Dataset:
----

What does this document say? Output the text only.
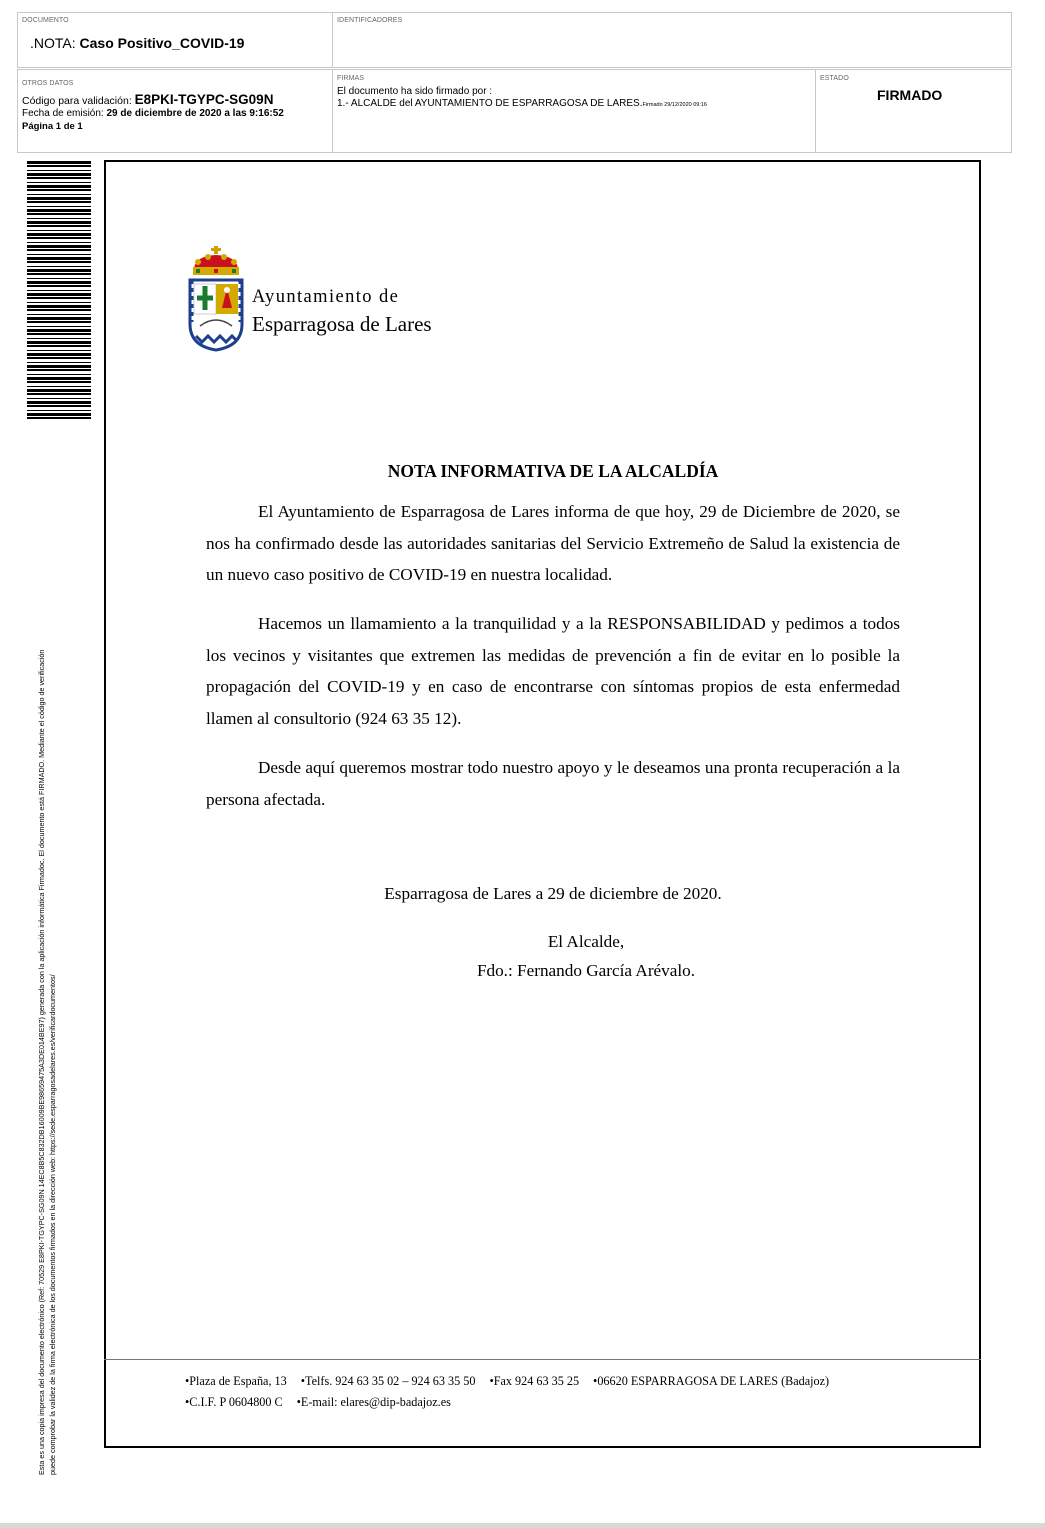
DOCUMENTO
.NOTA: Caso Positivo_COVID-19
IDENTIFICADORES
OTROS DATOS
Código para validación: E8PKI-TGYPC-SG09N
Fecha de emisión: 29 de diciembre de 2020 a las 9:16:52
Página 1 de 1
FIRMAS
El documento ha sido firmado por :
1.- ALCALDE del AYUNTAMIENTO DE ESPARRAGOSA DE LARES.Firmado 29/12/2020 09:16
ESTADO
FIRMADO
Esta es una copia impresa del documento electrónico (Ref: 70529 E8PKI-TGYPC-SG09N 14EC8B5C832DB16009BE98659475A3DE014BE97) generada con la aplicación informática Firmadoc. El documento está FIRMADO. Mediante el código de verificación puede comprobar la validez de la firma electrónica de los documentos firmados en la dirección web: https://sede.esparragosadelares.es/verificardocumentos/
Ayuntamiento de
Esparragosa de Lares
NOTA INFORMATIVA DE LA ALCALDÍA

El Ayuntamiento de Esparragosa de Lares informa de que hoy, 29 de Diciembre de 2020, se nos ha confirmado desde las autoridades sanitarias del Servicio Extremeño de Salud la existencia de un nuevo caso positivo de COVID-19 en nuestra localidad.

Hacemos un llamamiento a la tranquilidad y a la RESPONSABILIDAD y pedimos a todos los vecinos y visitantes que extremen las medidas de prevención a fin de evitar en lo posible la propagación del COVID-19 y en caso de encontrarse con síntomas propios de esta enfermedad llamen al consultorio (924 63 35 12).

Desde aquí queremos mostrar todo nuestro apoyo y le deseamos una pronta recuperación a la persona afectada.

Esparragosa de Lares a 29 de diciembre de 2020.
El Alcalde,
Fdo.: Fernando García Arévalo.
•Plaza de España, 13 •Telfs. 924 63 35 02 – 924 63 35 50 •Fax 924 63 35 25 •06620 ESPARRAGOSA DE LARES (Badajoz)
•C.I.F. P 0604800 C •E-mail: elares@dip-badajoz.es
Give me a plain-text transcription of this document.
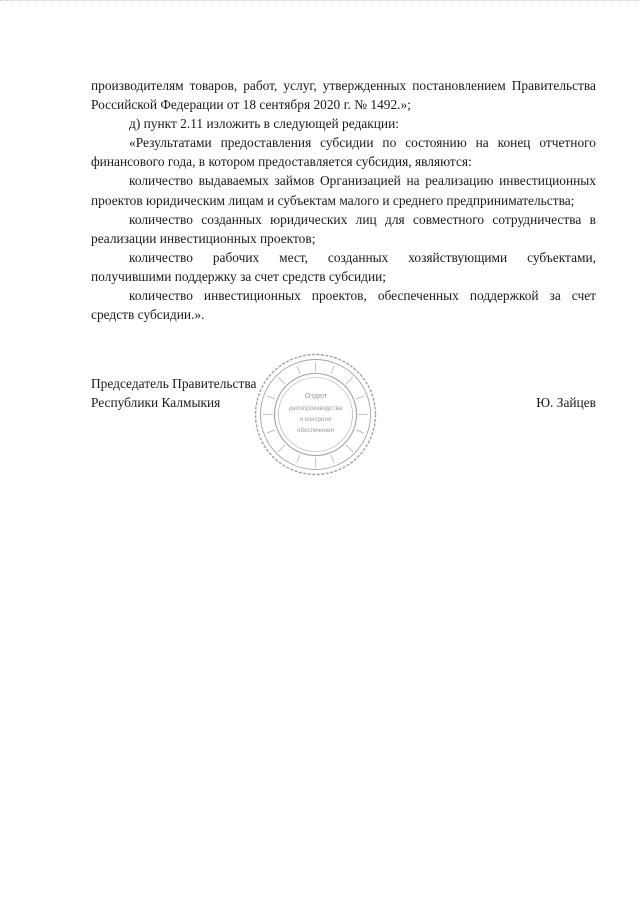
производителям товаров, работ, услуг, утвержденных постановлением Правительства Российской Федерации от 18 сентября 2020 г. № 1492.»;

д) пункт 2.11 изложить в следующей редакции:

«Результатами предоставления субсидии по состоянию на конец отчетного финансового года, в котором предоставляется субсидия, являются:

количество выдаваемых займов Организацией на реализацию инвестиционных проектов юридическим лицам и субъектам малого и среднего предпринимательства;

количество созданных юридических лиц для совместного сотрудничества в реализации инвестиционных проектов;

количество рабочих мест, созданных хозяйствующими субъектами, получившими поддержку за счет средств субсидии;

количество инвестиционных проектов, обеспеченных поддержкой за счет средств субсидии.».

Председатель Правительства
Республики Калмыкия	Ю. Зайцев
Отдел
делопроизводства
и контроля
обеспечения
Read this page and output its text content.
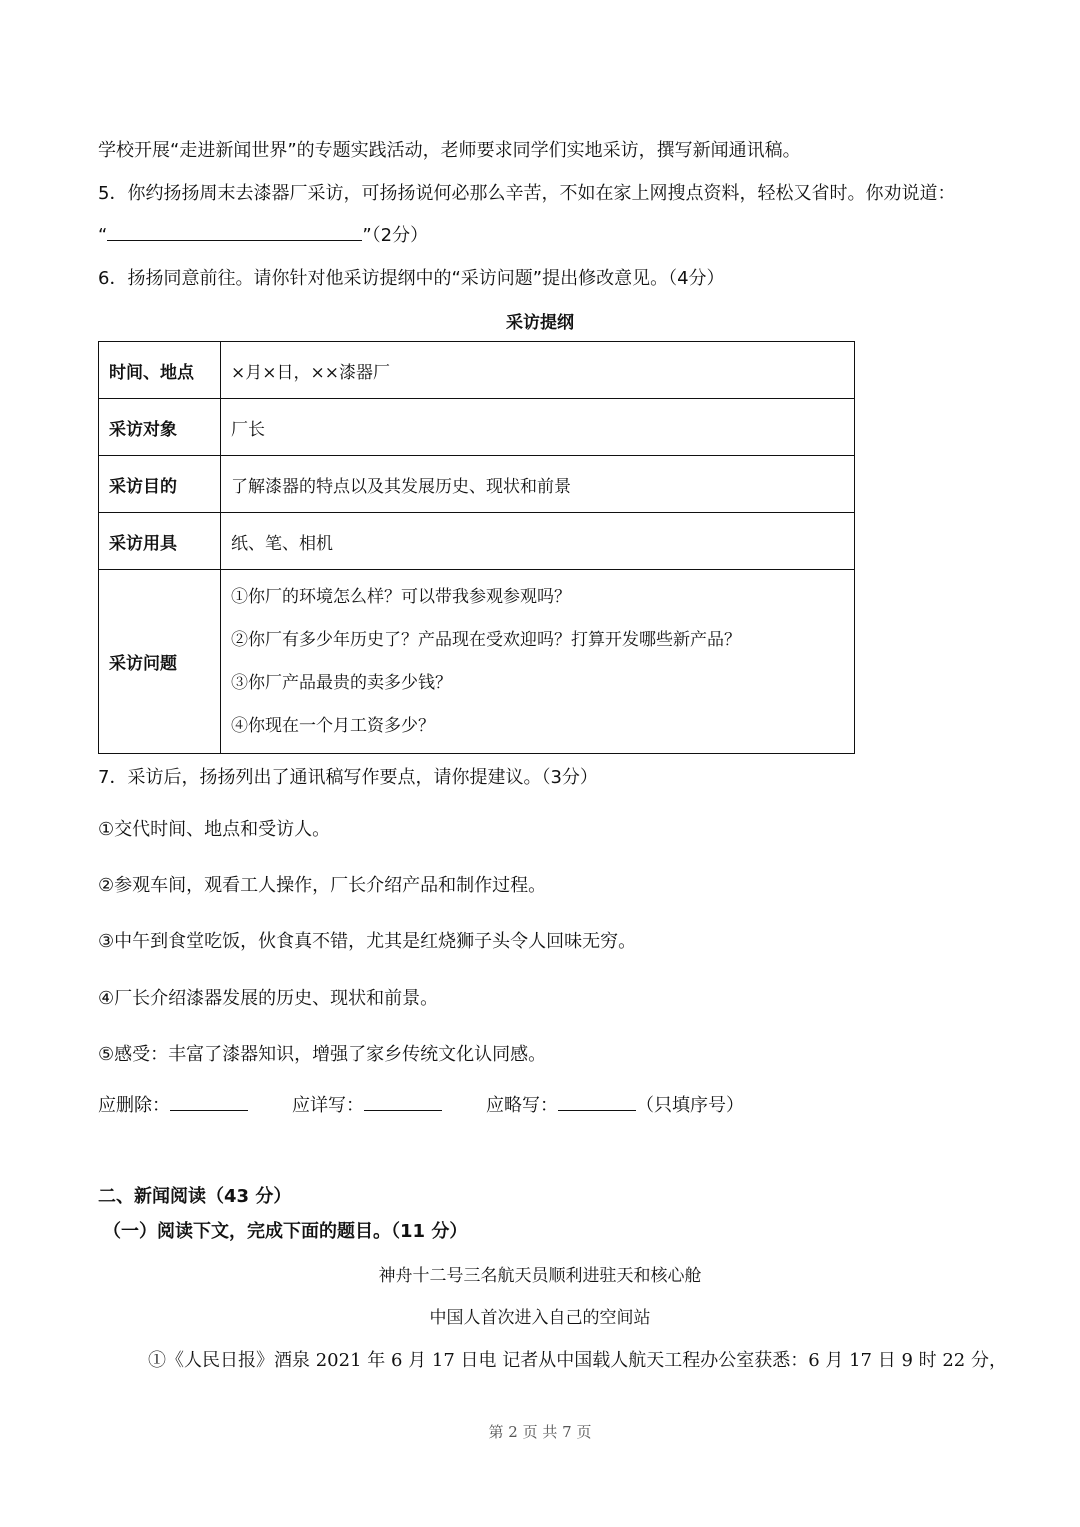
学校开展“走进新闻世界”的专题实践活动，老师要求同学们实地采访，撰写新闻通讯稿。
5．你约扬扬周末去漆器厂采访，可扬扬说何必那么辛苦，不如在家上网搜点资料，轻松又省时。你劝说道：
“	”（2分）
6．扬扬同意前往。请你针对他采访提纲中的“采访问题”提出修改意见。（4分）
采访提纲
时间、地点	×月×日，××漆器厂
采访对象	厂长
采访目的	了解漆器的特点以及其发展历史、现状和前景
采访用具	纸、笔、相机
采访问题	①你厂的环境怎么样？可以带我参观参观吗？
②你厂有多少年历史了？产品现在受欢迎吗？打算开发哪些新产品？
③你厂产品最贵的卖多少钱？
④你现在一个月工资多少？
7．采访后，扬扬列出了通讯稿写作要点，请你提建议。（3分）
①交代时间、地点和受访人。
②参观车间，观看工人操作，厂长介绍产品和制作过程。
③中午到食堂吃饭，伙食真不错，尤其是红烧狮子头令人回味无穷。
④厂长介绍漆器发展的历史、现状和前景。
⑤感受：丰富了漆器知识，增强了家乡传统文化认同感。
应删除：	应详写：	应略写：	（只填序号）
二、新闻阅读（43 分）
（一）阅读下文，完成下面的题目。（11 分）
神舟十二号三名航天员顺利进驻天和核心舱
中国人首次进入自己的空间站
①《人民日报》酒泉 2021 年 6 月 17 日电 记者从中国载人航天工程办公室获悉：6 月 17 日 9 时 22 分，
第 2 页 共 7 页
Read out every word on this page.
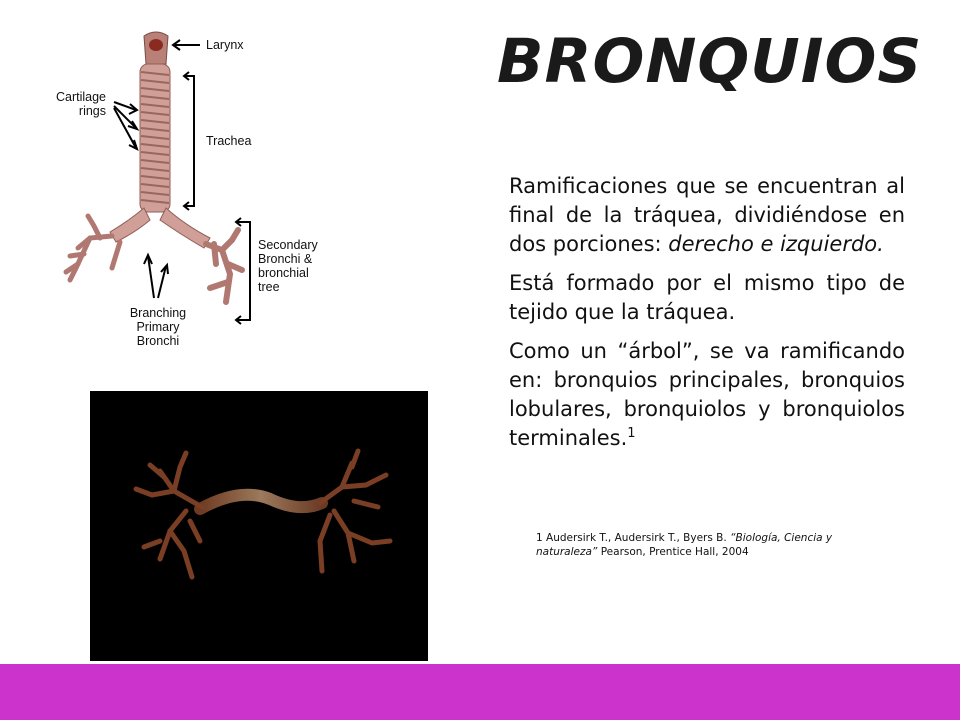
Larynx
Cartilage
rings
Trachea
Secondary
Bronchi &
bronchial
tree
Branching
Primary
Bronchi
BRONQUIOS

Ramificaciones que se encuentran al final de la tráquea, dividiéndose en dos porciones: derecho e izquierdo.

Está formado por el mismo tipo de tejido que la tráquea.

Como un “árbol”, se va ramificando en: bronquios principales, bronquios lobulares, bronquiolos y bronquiolos terminales.$^1$

1 Audersirk T., Audersirk T., Byers B. “Biología, Ciencia y naturaleza” Pearson, Prentice Hall, 2004
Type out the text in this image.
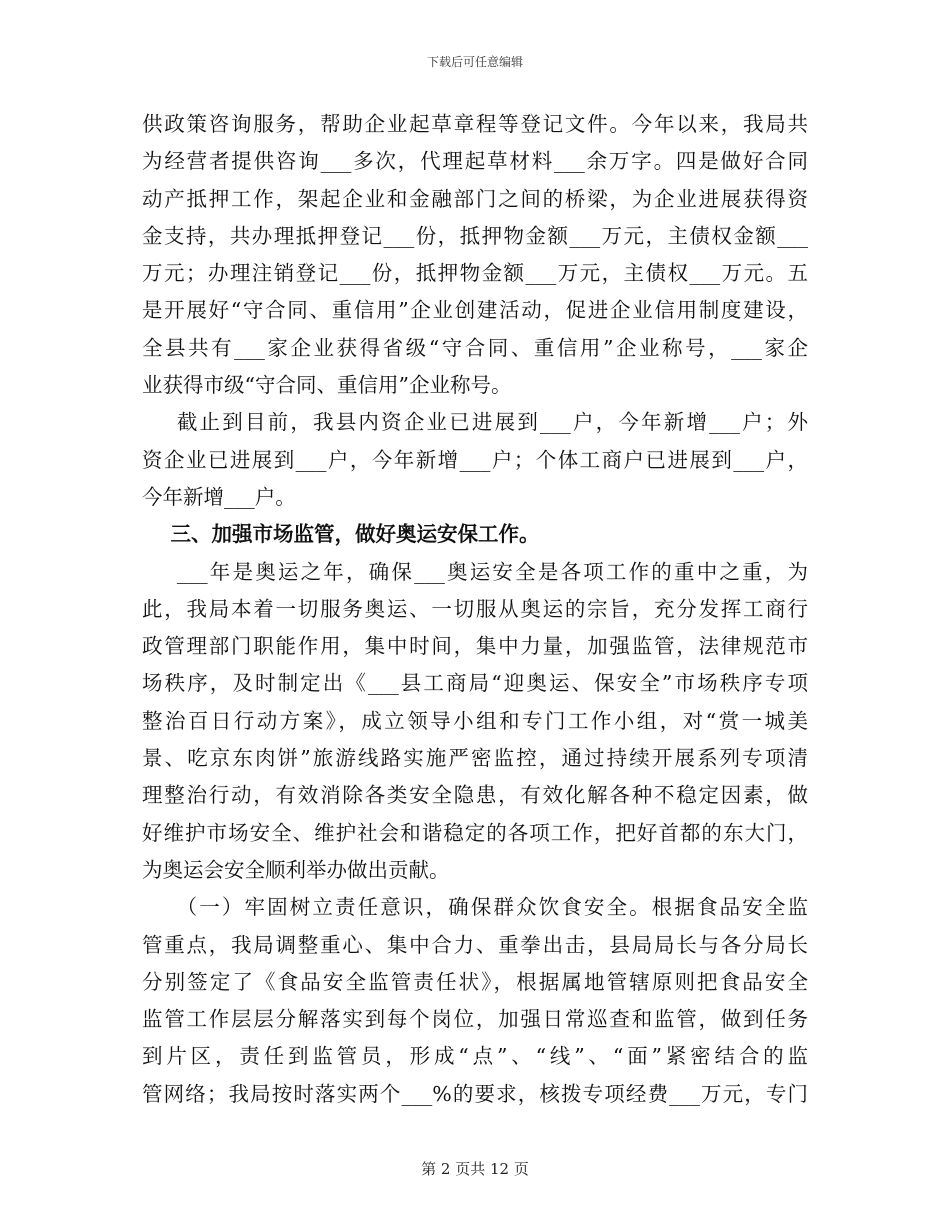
下载后可任意编辑
供政策咨询服务，帮助企业起草章程等登记文件。今年以来，我局共
为经营者提供咨询___多次，代理起草材料___余万字。四是做好合同
动产抵押工作，架起企业和金融部门之间的桥梁，为企业进展获得资
金支持，共办理抵押登记___份，抵押物金额___万元，主债权金额___
万元；办理注销登记___份，抵押物金额___万元，主债权___万元。五
是开展好“守合同、重信用”企业创建活动，促进企业信用制度建设，
全县共有___家企业获得省级“守合同、重信用”企业称号，___家企
业获得市级“守合同、重信用”企业称号。
截止到目前，我县内资企业已进展到___户，今年新增___户；外
资企业已进展到___户，今年新增___户；个体工商户已进展到___户，
今年新增___户。
三、加强市场监管，做好奥运安保工作。
___年是奥运之年，确保___奥运安全是各项工作的重中之重，为
此，我局本着一切服务奥运、一切服从奥运的宗旨，充分发挥工商行
政管理部门职能作用，集中时间，集中力量，加强监管，法律规范市
场秩序，及时制定出《___县工商局“迎奥运、保安全”市场秩序专项
整治百日行动方案》，成立领导小组和专门工作小组，对“赏一城美
景、吃京东肉饼”旅游线路实施严密监控，通过持续开展系列专项清
理整治行动，有效消除各类安全隐患，有效化解各种不稳定因素，做
好维护市场安全、维护社会和谐稳定的各项工作，把好首都的东大门，
为奥运会安全顺利举办做出贡献。
（一）牢固树立责任意识，确保群众饮食安全。根据食品安全监
管重点，我局调整重心、集中合力、重拳出击，县局局长与各分局长
分别签定了《食品安全监管责任状》，根据属地管辖原则把食品安全
监管工作层层分解落实到每个岗位，加强日常巡查和监管，做到任务
到片区，责任到监管员，形成“点”、“线”、“面”紧密结合的监
管网络；我局按时落实两个___%的要求，核拨专项经费___万元，专门
第 2 页共 12 页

----

Return each line of the data, keeping its wording exact and omitting pictures.

Result of this task:
What does this document say? Output the text only.
DOCUMENTO
.NOTA: Caso Positivo_COVID-19
IDENTIFICADORES
OTROS DATOS
Código para validación: E8PKI-TGYPC-SG09N
Fecha de emisión: 29 de diciembre de 2020 a las 9:16:52
Página 1 de 1
FIRMAS
El documento ha sido firmado por :
1.- ALCALDE del AYUNTAMIENTO DE ESPARRAGOSA DE LARES.Firmado 29/12/2020 09:16
ESTADO
FIRMADO
Esta es una copia impresa del documento electrónico (Ref: 70529 E8PKI-TGYPC-SG09N 14EC8B5C832DB16009BE98659475A3DE014BE97) generada con la aplicación informática Firmadoc. El documento está FIRMADO. Mediante el código de verificación puede comprobar la validez de la firma electrónica de los documentos firmados en la dirección web: https://sede.esparragosadelares.es/verificardocumentos/
Ayuntamiento de
Esparragosa de Lares
NOTA INFORMATIVA DE LA ALCALDÍA

El Ayuntamiento de Esparragosa de Lares informa de que hoy, 29 de Diciembre de 2020, se nos ha confirmado desde las autoridades sanitarias del Servicio Extremeño de Salud la existencia de un nuevo caso positivo de COVID-19 en nuestra localidad.

Hacemos un llamamiento a la tranquilidad y a la RESPONSABILIDAD y pedimos a todos los vecinos y visitantes que extremen las medidas de prevención a fin de evitar en lo posible la propagación del COVID-19 y en caso de encontrarse con síntomas propios de esta enfermedad llamen al consultorio (924 63 35 12).

Desde aquí queremos mostrar todo nuestro apoyo y le deseamos una pronta recuperación a la persona afectada.

Esparragosa de Lares a 29 de diciembre de 2020.
El Alcalde,
Fdo.: Fernando García Arévalo.
•Plaza de España, 13 •Telfs. 924 63 35 02 – 924 63 35 50 •Fax 924 63 35 25 •06620 ESPARRAGOSA DE LARES (Badajoz)
•C.I.F. P 0604800 C •E-mail: elares@dip-badajoz.es
Give me a plain-text transcription of this document.
производителям товаров, работ, услуг, утвержденных постановлением Правительства Российской Федерации от 18 сентября 2020 г. № 1492.»;

д) пункт 2.11 изложить в следующей редакции:

«Результатами предоставления субсидии по состоянию на конец отчетного финансового года, в котором предоставляется субсидия, являются:

количество выдаваемых займов Организацией на реализацию инвестиционных проектов юридическим лицам и субъектам малого и среднего предпринимательства;

количество созданных юридических лиц для совместного сотрудничества в реализации инвестиционных проектов;

количество рабочих мест, созданных хозяйствующими субъектами, получившими поддержку за счет средств субсидии;

количество инвестиционных проектов, обеспеченных поддержкой за счет средств субсидии.».

Председатель Правительства
Республики Калмыкия	Ю. Зайцев
Отдел
делопроизводства
и контроля
обеспечения
Read this page and output its text content.
学校开展“走进新闻世界”的专题实践活动，老师要求同学们实地采访，撰写新闻通讯稿。
5．你约扬扬周末去漆器厂采访，可扬扬说何必那么辛苦，不如在家上网搜点资料，轻松又省时。你劝说道：
“	”（2分）
6．扬扬同意前往。请你针对他采访提纲中的“采访问题”提出修改意见。（4分）
采访提纲
时间、地点	×月×日，××漆器厂
采访对象	厂长
采访目的	了解漆器的特点以及其发展历史、现状和前景
采访用具	纸、笔、相机
采访问题	①你厂的环境怎么样？可以带我参观参观吗？
②你厂有多少年历史了？产品现在受欢迎吗？打算开发哪些新产品？
③你厂产品最贵的卖多少钱？
④你现在一个月工资多少？
7．采访后，扬扬列出了通讯稿写作要点，请你提建议。（3分）
①交代时间、地点和受访人。
②参观车间，观看工人操作，厂长介绍产品和制作过程。
③中午到食堂吃饭，伙食真不错，尤其是红烧狮子头令人回味无穷。
④厂长介绍漆器发展的历史、现状和前景。
⑤感受：丰富了漆器知识，增强了家乡传统文化认同感。
应删除：	应详写：	应略写：	（只填序号）
二、新闻阅读（43 分）
（一）阅读下文，完成下面的题目。（11 分）
神舟十二号三名航天员顺利进驻天和核心舱
中国人首次进入自己的空间站
①《人民日报》酒泉 2021 年 6 月 17 日电 记者从中国载人航天工程办公室获悉：6 月 17 日 9 时 22 分，
第 2 页 共 7 页
Read out every word on this page.
Larynx
Cartilage
rings
Trachea
Secondary
Bronchi &
bronchial
tree
Branching
Primary
Bronchi
BRONQUIOS

Ramificaciones que se encuentran al final de la tráquea, dividiéndose en dos porciones: derecho e izquierdo.

Está formado por el mismo tipo de tejido que la tráquea.

Como un “árbol”, se va ramificando en: bronquios principales, bronquios lobulares, bronquiolos y bronquiolos terminales.$^1$

1 Audersirk T., Audersirk T., Byers B. “Biología, Ciencia y naturaleza” Pearson, Prentice Hall, 2004
Type out the text in this image.
下载后可任意编辑
供政策咨询服务，帮助企业起草章程等登记文件。今年以来，我局共
为经营者提供咨询___多次，代理起草材料___余万字。四是做好合同
动产抵押工作，架起企业和金融部门之间的桥梁，为企业进展获得资
金支持，共办理抵押登记___份，抵押物金额___万元，主债权金额___
万元；办理注销登记___份，抵押物金额___万元，主债权___万元。五
是开展好“守合同、重信用”企业创建活动，促进企业信用制度建设，
全县共有___家企业获得省级“守合同、重信用”企业称号，___家企
业获得市级“守合同、重信用”企业称号。
截止到目前，我县内资企业已进展到___户，今年新增___户；外
资企业已进展到___户，今年新增___户；个体工商户已进展到___户，
今年新增___户。
三、加强市场监管，做好奥运安保工作。
___年是奥运之年，确保___奥运安全是各项工作的重中之重，为
此，我局本着一切服务奥运、一切服从奥运的宗旨，充分发挥工商行
政管理部门职能作用，集中时间，集中力量，加强监管，法律规范市
场秩序，及时制定出《___县工商局“迎奥运、保安全”市场秩序专项
整治百日行动方案》，成立领导小组和专门工作小组，对“赏一城美
景、吃京东肉饼”旅游线路实施严密监控，通过持续开展系列专项清
理整治行动，有效消除各类安全隐患，有效化解各种不稳定因素，做
好维护市场安全、维护社会和谐稳定的各项工作，把好首都的东大门，
为奥运会安全顺利举办做出贡献。
（一）牢固树立责任意识，确保群众饮食安全。根据食品安全监
管重点，我局调整重心、集中合力、重拳出击，县局局长与各分局长
分别签定了《食品安全监管责任状》，根据属地管辖原则把食品安全
监管工作层层分解落实到每个岗位，加强日常巡查和监管，做到任务
到片区，责任到监管员，形成“点”、“线”、“面”紧密结合的监
管网络；我局按时落实两个___%的要求，核拨专项经费___万元，专门
第 2 页共 12 页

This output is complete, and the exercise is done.